- **Written problem**
Each line containing the word "Account" must be collected.

- **Dataset content**
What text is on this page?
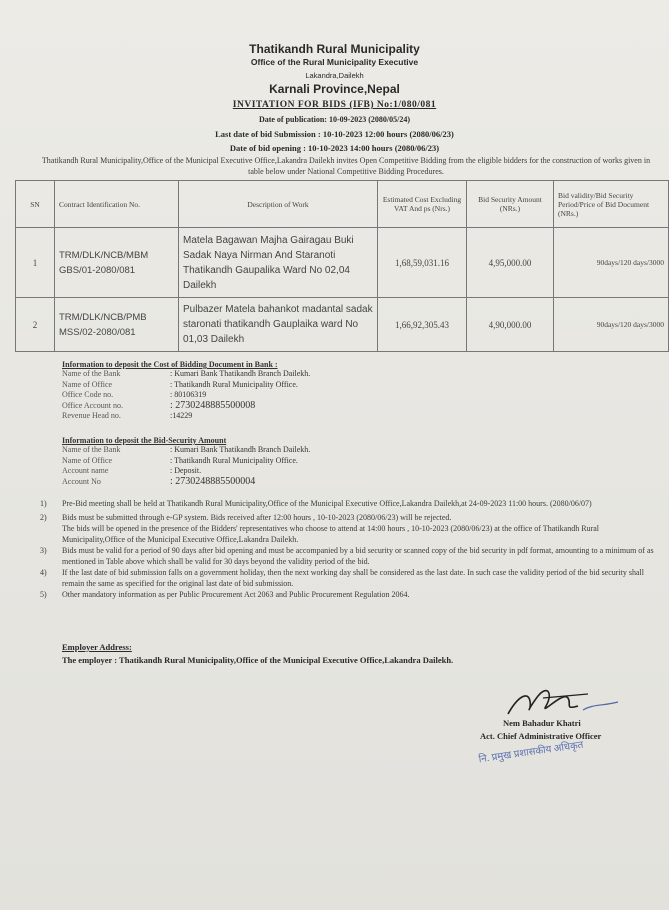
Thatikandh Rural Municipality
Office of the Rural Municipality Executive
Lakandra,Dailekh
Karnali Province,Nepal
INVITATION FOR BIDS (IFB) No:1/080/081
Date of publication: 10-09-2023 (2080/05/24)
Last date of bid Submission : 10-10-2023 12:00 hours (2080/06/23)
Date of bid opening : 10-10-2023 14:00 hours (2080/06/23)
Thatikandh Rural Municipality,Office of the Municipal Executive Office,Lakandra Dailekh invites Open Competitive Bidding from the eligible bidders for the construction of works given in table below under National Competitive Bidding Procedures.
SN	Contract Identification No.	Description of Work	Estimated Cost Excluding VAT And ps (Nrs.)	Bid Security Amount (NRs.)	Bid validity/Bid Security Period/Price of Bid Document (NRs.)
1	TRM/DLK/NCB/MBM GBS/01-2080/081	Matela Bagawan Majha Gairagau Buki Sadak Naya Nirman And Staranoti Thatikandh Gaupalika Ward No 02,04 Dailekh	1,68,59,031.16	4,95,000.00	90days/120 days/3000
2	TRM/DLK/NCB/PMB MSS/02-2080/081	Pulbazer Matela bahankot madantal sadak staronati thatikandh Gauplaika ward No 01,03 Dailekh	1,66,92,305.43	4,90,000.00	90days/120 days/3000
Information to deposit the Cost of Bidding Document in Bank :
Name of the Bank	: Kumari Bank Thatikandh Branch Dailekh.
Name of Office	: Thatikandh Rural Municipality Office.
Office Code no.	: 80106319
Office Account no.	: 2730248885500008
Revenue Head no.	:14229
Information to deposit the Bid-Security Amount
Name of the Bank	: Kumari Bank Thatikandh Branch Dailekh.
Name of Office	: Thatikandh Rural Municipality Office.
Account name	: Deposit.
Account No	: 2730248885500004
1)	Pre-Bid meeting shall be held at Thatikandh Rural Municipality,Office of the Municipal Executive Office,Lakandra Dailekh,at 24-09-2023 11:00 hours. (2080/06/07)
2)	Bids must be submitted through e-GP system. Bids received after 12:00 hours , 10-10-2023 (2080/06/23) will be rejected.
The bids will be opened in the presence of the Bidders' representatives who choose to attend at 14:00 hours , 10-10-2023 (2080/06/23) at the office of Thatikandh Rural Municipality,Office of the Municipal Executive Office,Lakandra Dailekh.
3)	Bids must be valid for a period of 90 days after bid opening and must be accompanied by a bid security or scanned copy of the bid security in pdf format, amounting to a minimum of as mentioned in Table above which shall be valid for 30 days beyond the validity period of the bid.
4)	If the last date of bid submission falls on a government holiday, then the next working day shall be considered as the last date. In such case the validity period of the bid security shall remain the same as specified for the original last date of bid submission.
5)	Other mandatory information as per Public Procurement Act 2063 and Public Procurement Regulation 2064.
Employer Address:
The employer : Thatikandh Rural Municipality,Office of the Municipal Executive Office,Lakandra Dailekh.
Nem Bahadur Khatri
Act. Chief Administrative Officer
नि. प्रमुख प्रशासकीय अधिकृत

--

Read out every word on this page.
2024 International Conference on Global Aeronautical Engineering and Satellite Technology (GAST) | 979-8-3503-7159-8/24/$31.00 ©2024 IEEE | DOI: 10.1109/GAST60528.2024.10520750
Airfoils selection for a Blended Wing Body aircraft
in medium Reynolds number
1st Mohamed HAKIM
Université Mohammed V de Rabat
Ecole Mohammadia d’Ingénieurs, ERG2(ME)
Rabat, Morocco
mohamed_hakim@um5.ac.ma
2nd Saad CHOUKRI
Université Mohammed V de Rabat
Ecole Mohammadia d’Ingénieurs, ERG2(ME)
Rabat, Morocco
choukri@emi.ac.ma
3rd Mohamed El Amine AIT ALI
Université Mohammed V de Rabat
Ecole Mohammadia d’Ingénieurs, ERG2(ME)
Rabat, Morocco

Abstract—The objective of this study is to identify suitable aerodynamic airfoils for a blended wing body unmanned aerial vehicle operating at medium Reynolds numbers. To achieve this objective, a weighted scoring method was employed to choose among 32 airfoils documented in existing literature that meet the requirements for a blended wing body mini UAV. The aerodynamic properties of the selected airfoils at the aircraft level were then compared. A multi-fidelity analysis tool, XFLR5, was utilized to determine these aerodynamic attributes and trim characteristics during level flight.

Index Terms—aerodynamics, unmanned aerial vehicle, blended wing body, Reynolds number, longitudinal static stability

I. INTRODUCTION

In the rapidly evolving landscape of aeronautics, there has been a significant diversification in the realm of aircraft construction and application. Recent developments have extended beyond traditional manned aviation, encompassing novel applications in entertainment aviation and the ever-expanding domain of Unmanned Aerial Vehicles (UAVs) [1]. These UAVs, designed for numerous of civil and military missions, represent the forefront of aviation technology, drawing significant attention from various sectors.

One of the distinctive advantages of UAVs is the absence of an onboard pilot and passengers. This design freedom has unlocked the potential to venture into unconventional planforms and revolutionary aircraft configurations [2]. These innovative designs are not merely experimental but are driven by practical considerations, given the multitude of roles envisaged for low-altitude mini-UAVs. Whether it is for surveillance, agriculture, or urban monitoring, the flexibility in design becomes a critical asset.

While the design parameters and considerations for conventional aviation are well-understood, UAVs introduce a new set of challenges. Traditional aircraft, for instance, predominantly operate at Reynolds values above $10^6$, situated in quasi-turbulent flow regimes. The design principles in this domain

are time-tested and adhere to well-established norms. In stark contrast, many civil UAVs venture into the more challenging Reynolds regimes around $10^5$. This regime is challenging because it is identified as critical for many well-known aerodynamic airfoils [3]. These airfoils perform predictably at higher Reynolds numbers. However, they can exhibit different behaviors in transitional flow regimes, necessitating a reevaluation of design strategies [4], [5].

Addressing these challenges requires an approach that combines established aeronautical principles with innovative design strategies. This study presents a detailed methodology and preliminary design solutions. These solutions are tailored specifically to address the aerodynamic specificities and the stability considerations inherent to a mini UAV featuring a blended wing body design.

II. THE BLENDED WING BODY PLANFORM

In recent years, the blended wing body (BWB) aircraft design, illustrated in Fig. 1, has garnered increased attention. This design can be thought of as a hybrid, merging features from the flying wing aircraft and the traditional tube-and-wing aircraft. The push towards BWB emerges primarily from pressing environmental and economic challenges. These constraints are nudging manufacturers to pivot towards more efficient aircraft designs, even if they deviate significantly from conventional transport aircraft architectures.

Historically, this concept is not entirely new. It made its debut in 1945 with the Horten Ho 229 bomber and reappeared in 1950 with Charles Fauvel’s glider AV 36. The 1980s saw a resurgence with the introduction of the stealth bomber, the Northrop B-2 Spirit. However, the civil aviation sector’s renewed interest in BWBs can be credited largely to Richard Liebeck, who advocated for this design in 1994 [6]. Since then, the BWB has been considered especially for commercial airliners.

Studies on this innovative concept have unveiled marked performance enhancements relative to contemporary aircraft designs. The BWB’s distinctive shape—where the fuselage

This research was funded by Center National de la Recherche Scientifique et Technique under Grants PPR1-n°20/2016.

- **Final answer**
Office Account no.	: 2730248885500008
Account name	: Deposit.
Account No	: 2730248885500004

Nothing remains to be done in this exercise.